◆ **Directions**
Report every line below that holds the word "icon".

[Start of Records for this task]

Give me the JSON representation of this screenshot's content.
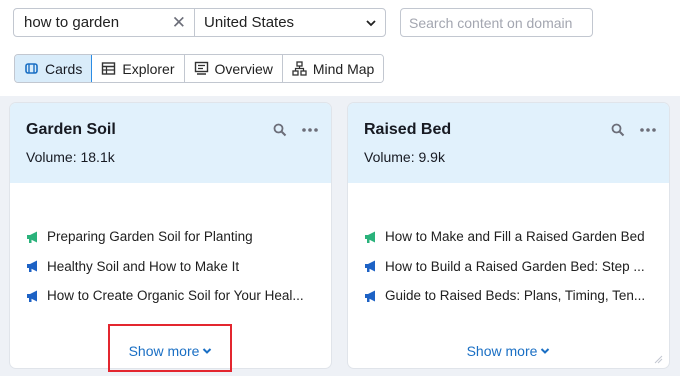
{
  "search": {
    "keyword": "how to garden",
    "clear_icon": "close-icon",
    "country": "United States",
    "domain_placeholder": "Search content on domain"
  },
  "tabs": [
    {
      "label": "Cards",
      "icon": "cards-icon",
      "active": true
    },
    {
      "label": "Explorer",
      "icon": "table-icon",
      "active": false
    },
    {
      "label": "Overview",
      "icon": "overview-icon",
      "active": false
    },
    {
      "label": "Mind Map",
      "icon": "mindmap-icon",
      "active": false
    }
  ],
  "cards": [
    {
      "title": "Garden Soil",
      "volume": "Volume:  18.1k",
      "items": [
        {
          "text": "Preparing Garden Soil for Planting",
          "color": "#2ab27b"
        },
        {
          "text": "Healthy Soil and How to Make It",
          "color": "#1d62c5"
        },
        {
          "text": "How to Create Organic Soil for Your Heal...",
          "color": "#1d62c5"
        }
      ],
      "show_more": "Show more"
    },
    {
      "title": "Raised Bed",
      "volume": "Volume:  9.9k",
      "items": [
        {
          "text": "How to Make and Fill a Raised Garden Bed",
          "color": "#2ab27b"
        },
        {
          "text": "How to Build a Raised Garden Bed: Step ...",
          "color": "#1d62c5"
        },
        {
          "text": "Guide to Raised Beds: Plans, Timing, Ten...",
          "color": "#1d62c5"
        }
      ],
      "show_more": "Show more"
    }
  ],
  "colors": {
    "accent": "#2b8ce4",
    "card_header": "#e1f1fc",
    "highlight": "#e3262f",
    "link": "#1a6fc4"
  }
}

[End of Records for this task]

◆ **Correct response**
    "clear_icon": "close-icon",
      "icon": "cards-icon",
      "icon": "table-icon",
      "icon": "overview-icon",
      "icon": "mindmap-icon",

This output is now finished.